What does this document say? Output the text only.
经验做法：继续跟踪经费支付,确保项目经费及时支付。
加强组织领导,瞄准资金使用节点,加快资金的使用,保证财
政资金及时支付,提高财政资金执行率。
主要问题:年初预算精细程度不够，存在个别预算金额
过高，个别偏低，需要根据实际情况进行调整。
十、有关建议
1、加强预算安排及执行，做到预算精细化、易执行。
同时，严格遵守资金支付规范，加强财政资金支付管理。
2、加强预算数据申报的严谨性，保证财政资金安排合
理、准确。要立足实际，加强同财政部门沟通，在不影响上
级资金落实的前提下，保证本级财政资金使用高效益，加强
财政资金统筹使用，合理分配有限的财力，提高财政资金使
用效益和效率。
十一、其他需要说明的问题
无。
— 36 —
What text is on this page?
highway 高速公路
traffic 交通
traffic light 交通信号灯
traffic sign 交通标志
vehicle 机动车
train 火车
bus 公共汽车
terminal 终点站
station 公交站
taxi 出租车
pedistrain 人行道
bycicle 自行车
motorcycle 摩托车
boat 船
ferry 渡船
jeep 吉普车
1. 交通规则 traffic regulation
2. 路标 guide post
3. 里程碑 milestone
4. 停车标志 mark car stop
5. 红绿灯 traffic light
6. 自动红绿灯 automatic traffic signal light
● ● ● ●
● Task statement
Exactly reproduce every record.

● Task result
What does this document say? Output the text only.
经验做法：继续跟踪经费支付,确保项目经费及时支付。
加强组织领导,瞄准资金使用节点,加快资金的使用,保证财
政资金及时支付,提高财政资金执行率。
主要问题:年初预算精细程度不够，存在个别预算金额
过高，个别偏低，需要根据实际情况进行调整。
十、有关建议
1、加强预算安排及执行，做到预算精细化、易执行。
同时，严格遵守资金支付规范，加强财政资金支付管理。
2、加强预算数据申报的严谨性，保证财政资金安排合
理、准确。要立足实际，加强同财政部门沟通，在不影响上
级资金落实的前提下，保证本级财政资金使用高效益，加强
财政资金统筹使用，合理分配有限的财力，提高财政资金使
用效益和效率。
十一、其他需要说明的问题
无。
— 36 —
What text is on this page?
highway 高速公路
traffic 交通
traffic light 交通信号灯
traffic sign 交通标志
vehicle 机动车
train 火车
bus 公共汽车
terminal 终点站
station 公交站
taxi 出租车
pedistrain 人行道
bycicle 自行车
motorcycle 摩托车
boat 船
ferry 渡船
jeep 吉普车
1. 交通规则 traffic regulation
2. 路标 guide post
3. 里程碑 milestone
4. 停车标志 mark car stop
5. 红绿灯 traffic light
6. 自动红绿灯 automatic traffic signal light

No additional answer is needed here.